* WHAT TO DO:
Without including any pictures, write out the listing below exactly.

(Lines of data)
↓↓↓
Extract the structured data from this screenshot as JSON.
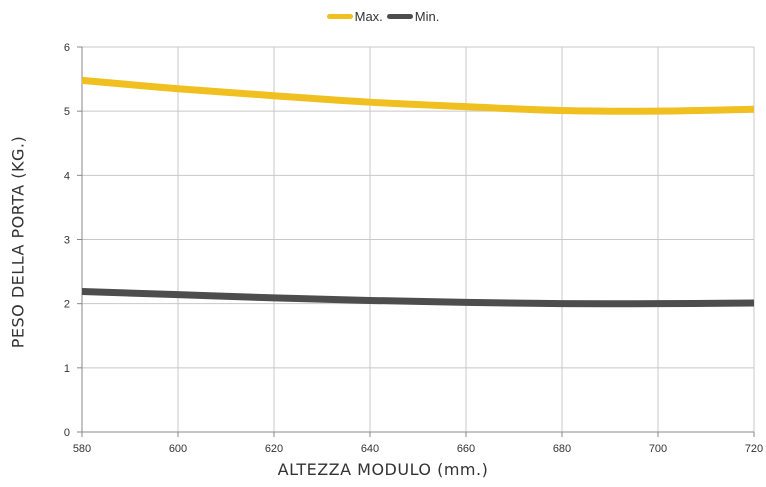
{
  "chart_data": {
    "type": "line",
    "xlabel": "ALTEZZA MODULO (mm.)",
    "ylabel": "PESO DELLA PORTA (KG.)",
    "x": [
      580,
      600,
      620,
      640,
      660,
      680,
      700,
      720
    ],
    "xticks": [
      "580",
      "600",
      "620",
      "640",
      "660",
      "680",
      "700",
      "720"
    ],
    "yticks": [
      "0",
      "1",
      "2",
      "3",
      "4",
      "5",
      "6"
    ],
    "xlim": [
      580,
      720
    ],
    "ylim": [
      0,
      6
    ],
    "grid": true,
    "legend_position": "top-center",
    "series": [
      {
        "name": "Max.",
        "color": "#f0c020",
        "values": [
          5.48,
          5.35,
          5.24,
          5.14,
          5.07,
          5.01,
          5.0,
          5.03
        ]
      },
      {
        "name": "Min.",
        "color": "#4d4d4d",
        "values": [
          2.19,
          2.14,
          2.09,
          2.05,
          2.02,
          2.0,
          2.0,
          2.01
        ]
      }
    ]
  }
}
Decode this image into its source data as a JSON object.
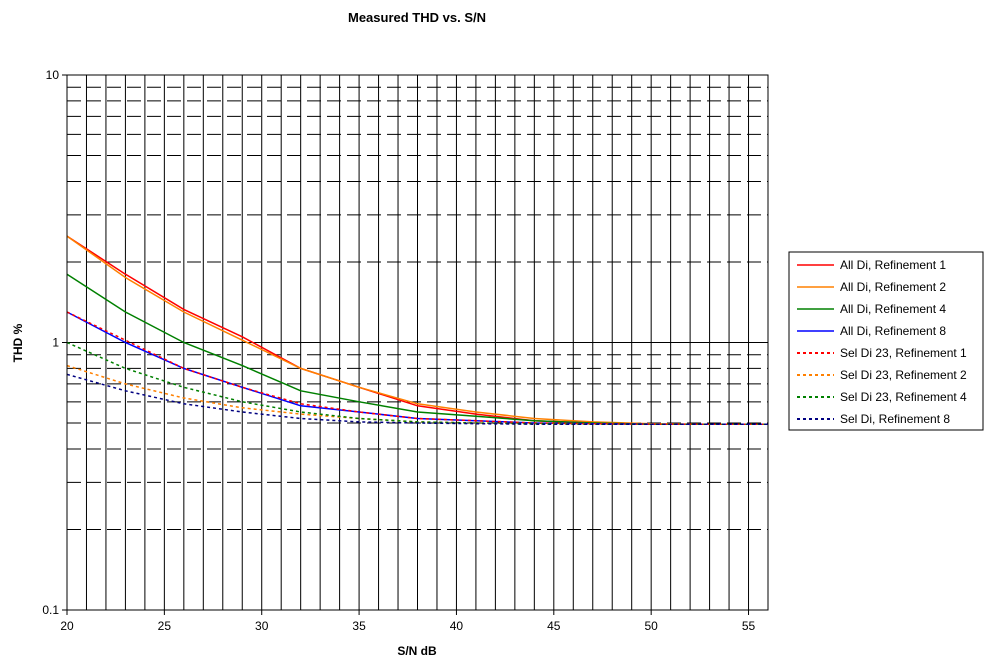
{
  "chart_data": {
    "type": "line",
    "title": "Measured THD vs. S/N",
    "xlabel": "S/N dB",
    "ylabel": "THD %",
    "xlim": [
      20,
      56
    ],
    "ylim": [
      0.1,
      10
    ],
    "y_scale": "log",
    "x_ticks": [
      20,
      25,
      30,
      35,
      40,
      45,
      50,
      55
    ],
    "x_tick_labels": [
      "20",
      "25",
      "30",
      "35",
      "40",
      "45",
      "50",
      "55"
    ],
    "y_ticks": [
      0.1,
      1,
      10
    ],
    "y_tick_labels": [
      "0.1",
      "1",
      "10"
    ],
    "grid": true,
    "legend_position": "right",
    "x": [
      20,
      23,
      26,
      29,
      32,
      35,
      38,
      41,
      44,
      47,
      50,
      53,
      56
    ],
    "series": [
      {
        "name": "All Di, Refinement 1",
        "color": "#ff0000",
        "dash": "solid",
        "values": [
          2.5,
          1.8,
          1.33,
          1.05,
          0.8,
          0.68,
          0.58,
          0.54,
          0.51,
          0.5,
          0.495,
          0.495,
          0.495
        ]
      },
      {
        "name": "All Di, Refinement 2",
        "color": "#ff8000",
        "dash": "solid",
        "values": [
          2.5,
          1.75,
          1.3,
          1.02,
          0.8,
          0.68,
          0.59,
          0.55,
          0.52,
          0.505,
          0.497,
          0.495,
          0.495
        ]
      },
      {
        "name": "All Di, Refinement 4",
        "color": "#008000",
        "dash": "solid",
        "values": [
          1.8,
          1.3,
          1.0,
          0.82,
          0.66,
          0.6,
          0.55,
          0.53,
          0.51,
          0.5,
          0.495,
          0.495,
          0.495
        ]
      },
      {
        "name": "All Di, Refinement 8",
        "color": "#0000ff",
        "dash": "solid",
        "values": [
          1.3,
          1.0,
          0.8,
          0.68,
          0.58,
          0.55,
          0.52,
          0.51,
          0.5,
          0.497,
          0.495,
          0.495,
          0.495
        ]
      },
      {
        "name": "Sel Di 23, Refinement 1",
        "color": "#ff0000",
        "dash": "dotted",
        "values": [
          1.3,
          1.02,
          0.8,
          0.68,
          0.59,
          0.55,
          0.52,
          0.51,
          0.5,
          0.497,
          0.495,
          0.495,
          0.495
        ]
      },
      {
        "name": "Sel Di 23, Refinement 2",
        "color": "#ff8000",
        "dash": "dotted",
        "values": [
          0.82,
          0.7,
          0.62,
          0.57,
          0.54,
          0.52,
          0.505,
          0.5,
          0.497,
          0.495,
          0.495,
          0.495,
          0.495
        ]
      },
      {
        "name": "Sel Di 23, Refinement 4",
        "color": "#008000",
        "dash": "dotted",
        "values": [
          1.0,
          0.8,
          0.68,
          0.6,
          0.55,
          0.52,
          0.505,
          0.5,
          0.497,
          0.495,
          0.495,
          0.495,
          0.495
        ]
      },
      {
        "name": "Sel Di, Refinement 8",
        "color": "#000080",
        "dash": "dotted",
        "values": [
          0.76,
          0.66,
          0.59,
          0.55,
          0.52,
          0.505,
          0.5,
          0.497,
          0.495,
          0.495,
          0.495,
          0.495,
          0.495
        ]
      }
    ]
  }
}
↑↑↑
* TASK SOLUTION:
Extract the structured data from this screenshot as JSON.
{
  "chart_data": {
    "type": "line",
    "xlabel": "ALTEZZA MODULO (mm.)",
    "ylabel": "PESO DELLA PORTA (KG.)",
    "x": [
      580,
      600,
      620,
      640,
      660,
      680,
      700,
      720
    ],
    "xticks": [
      "580",
      "600",
      "620",
      "640",
      "660",
      "680",
      "700",
      "720"
    ],
    "yticks": [
      "0",
      "1",
      "2",
      "3",
      "4",
      "5",
      "6"
    ],
    "xlim": [
      580,
      720
    ],
    "ylim": [
      0,
      6
    ],
    "grid": true,
    "legend_position": "top-center",
    "series": [
      {
        "name": "Max.",
        "color": "#f0c020",
        "values": [
          5.48,
          5.35,
          5.24,
          5.14,
          5.07,
          5.01,
          5.0,
          5.03
        ]
      },
      {
        "name": "Min.",
        "color": "#4d4d4d",
        "values": [
          2.19,
          2.14,
          2.09,
          2.05,
          2.02,
          2.0,
          2.0,
          2.01
        ]
      }
    ]
  }
}
Decode this image into its source data as a JSON object.
{
  "chart_data": {
    "type": "line",
    "title": "Measured THD vs. S/N",
    "xlabel": "S/N dB",
    "ylabel": "THD %",
    "xlim": [
      20,
      56
    ],
    "ylim": [
      0.1,
      10
    ],
    "y_scale": "log",
    "x_ticks": [
      20,
      25,
      30,
      35,
      40,
      45,
      50,
      55
    ],
    "x_tick_labels": [
      "20",
      "25",
      "30",
      "35",
      "40",
      "45",
      "50",
      "55"
    ],
    "y_ticks": [
      0.1,
      1,
      10
    ],
    "y_tick_labels": [
      "0.1",
      "1",
      "10"
    ],
    "grid": true,
    "legend_position": "right",
    "x": [
      20,
      23,
      26,
      29,
      32,
      35,
      38,
      41,
      44,
      47,
      50,
      53,
      56
    ],
    "series": [
      {
        "name": "All Di, Refinement 1",
        "color": "#ff0000",
        "dash": "solid",
        "values": [
          2.5,
          1.8,
          1.33,
          1.05,
          0.8,
          0.68,
          0.58,
          0.54,
          0.51,
          0.5,
          0.495,
          0.495,
          0.495
        ]
      },
      {
        "name": "All Di, Refinement 2",
        "color": "#ff8000",
        "dash": "solid",
        "values": [
          2.5,
          1.75,
          1.3,
          1.02,
          0.8,
          0.68,
          0.59,
          0.55,
          0.52,
          0.505,
          0.497,
          0.495,
          0.495
        ]
      },
      {
        "name": "All Di, Refinement 4",
        "color": "#008000",
        "dash": "solid",
        "values": [
          1.8,
          1.3,
          1.0,
          0.82,
          0.66,
          0.6,
          0.55,
          0.53,
          0.51,
          0.5,
          0.495,
          0.495,
          0.495
        ]
      },
      {
        "name": "All Di, Refinement 8",
        "color": "#0000ff",
        "dash": "solid",
        "values": [
          1.3,
          1.0,
          0.8,
          0.68,
          0.58,
          0.55,
          0.52,
          0.51,
          0.5,
          0.497,
          0.495,
          0.495,
          0.495
        ]
      },
      {
        "name": "Sel Di 23, Refinement 1",
        "color": "#ff0000",
        "dash": "dotted",
        "values": [
          1.3,
          1.02,
          0.8,
          0.68,
          0.59,
          0.55,
          0.52,
          0.51,
          0.5,
          0.497,
          0.495,
          0.495,
          0.495
        ]
      },
      {
        "name": "Sel Di 23, Refinement 2",
        "color": "#ff8000",
        "dash": "dotted",
        "values": [
          0.82,
          0.7,
          0.62,
          0.57,
          0.54,
          0.52,
          0.505,
          0.5,
          0.497,
          0.495,
          0.495,
          0.495,
          0.495
        ]
      },
      {
        "name": "Sel Di 23, Refinement 4",
        "color": "#008000",
        "dash": "dotted",
        "values": [
          1.0,
          0.8,
          0.68,
          0.6,
          0.55,
          0.52,
          0.505,
          0.5,
          0.497,
          0.495,
          0.495,
          0.495,
          0.495
        ]
      },
      {
        "name": "Sel Di, Refinement 8",
        "color": "#000080",
        "dash": "dotted",
        "values": [
          0.76,
          0.66,
          0.59,
          0.55,
          0.52,
          0.505,
          0.5,
          0.497,
          0.495,
          0.495,
          0.495,
          0.495,
          0.495
        ]
      }
    ]
  }
}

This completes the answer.